>> BEGIN WORKING DATA
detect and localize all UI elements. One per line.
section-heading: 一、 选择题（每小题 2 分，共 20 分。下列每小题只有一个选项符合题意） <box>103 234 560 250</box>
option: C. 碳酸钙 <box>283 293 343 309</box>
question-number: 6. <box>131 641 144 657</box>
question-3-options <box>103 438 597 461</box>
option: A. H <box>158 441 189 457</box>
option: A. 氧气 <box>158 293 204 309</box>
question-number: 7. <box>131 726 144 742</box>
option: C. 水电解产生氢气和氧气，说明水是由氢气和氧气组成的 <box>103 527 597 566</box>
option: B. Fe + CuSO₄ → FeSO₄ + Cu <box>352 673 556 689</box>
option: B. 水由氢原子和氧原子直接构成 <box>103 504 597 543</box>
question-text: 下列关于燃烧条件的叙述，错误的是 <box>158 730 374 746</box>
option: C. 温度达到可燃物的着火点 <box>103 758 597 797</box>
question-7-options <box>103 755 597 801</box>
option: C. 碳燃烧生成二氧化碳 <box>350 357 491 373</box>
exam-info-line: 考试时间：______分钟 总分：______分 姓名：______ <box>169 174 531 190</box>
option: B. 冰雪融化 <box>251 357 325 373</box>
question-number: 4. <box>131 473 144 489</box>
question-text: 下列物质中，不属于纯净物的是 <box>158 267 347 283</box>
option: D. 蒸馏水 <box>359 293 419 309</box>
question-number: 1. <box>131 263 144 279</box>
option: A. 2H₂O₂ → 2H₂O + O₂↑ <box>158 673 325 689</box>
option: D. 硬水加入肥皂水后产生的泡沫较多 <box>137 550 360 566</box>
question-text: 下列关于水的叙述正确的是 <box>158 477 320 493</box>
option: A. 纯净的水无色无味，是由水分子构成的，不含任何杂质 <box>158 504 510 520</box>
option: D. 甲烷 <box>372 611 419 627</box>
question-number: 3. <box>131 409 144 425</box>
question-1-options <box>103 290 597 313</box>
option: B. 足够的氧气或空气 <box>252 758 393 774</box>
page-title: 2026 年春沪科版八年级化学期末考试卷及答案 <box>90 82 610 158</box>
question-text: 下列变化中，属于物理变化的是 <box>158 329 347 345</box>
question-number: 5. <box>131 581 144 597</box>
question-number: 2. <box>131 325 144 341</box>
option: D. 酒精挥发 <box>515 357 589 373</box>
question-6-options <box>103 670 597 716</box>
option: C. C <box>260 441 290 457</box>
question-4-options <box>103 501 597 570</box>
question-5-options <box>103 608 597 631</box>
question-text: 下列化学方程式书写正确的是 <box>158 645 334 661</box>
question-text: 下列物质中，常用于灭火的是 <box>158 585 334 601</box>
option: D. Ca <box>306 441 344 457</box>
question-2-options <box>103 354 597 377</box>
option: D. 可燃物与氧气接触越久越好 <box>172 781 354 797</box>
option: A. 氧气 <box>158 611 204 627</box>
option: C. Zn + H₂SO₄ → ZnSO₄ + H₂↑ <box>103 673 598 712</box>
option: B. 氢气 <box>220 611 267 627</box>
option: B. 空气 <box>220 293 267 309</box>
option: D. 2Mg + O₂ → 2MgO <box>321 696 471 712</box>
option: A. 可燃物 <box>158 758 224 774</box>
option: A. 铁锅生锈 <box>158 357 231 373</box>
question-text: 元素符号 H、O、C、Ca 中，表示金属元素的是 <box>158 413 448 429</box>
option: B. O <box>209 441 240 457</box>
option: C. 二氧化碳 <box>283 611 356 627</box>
>> END WORKING DATA
*GIVEN REQUEST*
Copy all of the material above line by line, with every character unchanged.

*ANSWER TO THIS EXERCISE*
detect and localize all UI elements. One per line.
section-heading: 一、 选择题（每小题 2 分，共 20 分。下列每小题只有一个选项符合题意） <box>103 234 560 250</box>
option: C. 碳酸钙 <box>283 293 343 309</box>
question-number: 6. <box>131 641 144 657</box>
question-3-options <box>103 438 597 461</box>
option: A. H <box>158 441 189 457</box>
option: A. 氧气 <box>158 293 204 309</box>
question-number: 7. <box>131 726 144 742</box>
option: C. 水电解产生氢气和氧气，说明水是由氢气和氧气组成的 <box>103 527 597 566</box>
option: B. Fe + CuSO₄ → FeSO₄ + Cu <box>352 673 556 689</box>
option: B. 水由氢原子和氧原子直接构成 <box>103 504 597 543</box>
question-text: 下列关于燃烧条件的叙述，错误的是 <box>158 730 374 746</box>
option: C. 温度达到可燃物的着火点 <box>103 758 597 797</box>
question-7-options <box>103 755 597 801</box>
option: C. 碳燃烧生成二氧化碳 <box>350 357 491 373</box>
exam-info-line: 考试时间：______分钟 总分：______分 姓名：______ <box>169 174 531 190</box>
option: B. 冰雪融化 <box>251 357 325 373</box>
question-number: 4. <box>131 473 144 489</box>
question-text: 下列物质中，不属于纯净物的是 <box>158 267 347 283</box>
option: D. 蒸馏水 <box>359 293 419 309</box>
question-number: 1. <box>131 263 144 279</box>
option: A. 2H₂O₂ → 2H₂O + O₂↑ <box>158 673 325 689</box>
option: D. 硬水加入肥皂水后产生的泡沫较多 <box>137 550 360 566</box>
question-text: 下列关于水的叙述正确的是 <box>158 477 320 493</box>
option: A. 纯净的水无色无味，是由水分子构成的，不含任何杂质 <box>158 504 510 520</box>
option: D. 甲烷 <box>372 611 419 627</box>
question-number: 3. <box>131 409 144 425</box>
question-1-options <box>103 290 597 313</box>
option: B. 足够的氧气或空气 <box>252 758 393 774</box>
page-title: 2026 年春沪科版八年级化学期末考试卷及答案 <box>90 82 610 158</box>
question-text: 下列变化中，属于物理变化的是 <box>158 329 347 345</box>
question-number: 5. <box>131 581 144 597</box>
question-number: 2. <box>131 325 144 341</box>
option: D. 酒精挥发 <box>515 357 589 373</box>
question-6-options <box>103 670 597 716</box>
option: C. C <box>260 441 290 457</box>
question-4-options <box>103 501 597 570</box>
question-5-options <box>103 608 597 631</box>
question-text: 下列化学方程式书写正确的是 <box>158 645 334 661</box>
question-text: 下列物质中，常用于灭火的是 <box>158 585 334 601</box>
option: D. Ca <box>306 441 344 457</box>
question-2-options <box>103 354 597 377</box>
option: D. 可燃物与氧气接触越久越好 <box>172 781 354 797</box>
option: A. 氧气 <box>158 611 204 627</box>
option: C. Zn + H₂SO₄ → ZnSO₄ + H₂↑ <box>103 673 598 712</box>
option: B. 氢气 <box>220 611 267 627</box>
option: B. 空气 <box>220 293 267 309</box>
option: D. 2Mg + O₂ → 2MgO <box>321 696 471 712</box>
option: A. 可燃物 <box>158 758 224 774</box>
option: A. 铁锅生锈 <box>158 357 231 373</box>
question-text: 元素符号 H、O、C、Ca 中，表示金属元素的是 <box>158 413 448 429</box>
option: B. O <box>209 441 240 457</box>
option: C. 二氧化碳 <box>283 611 356 627</box>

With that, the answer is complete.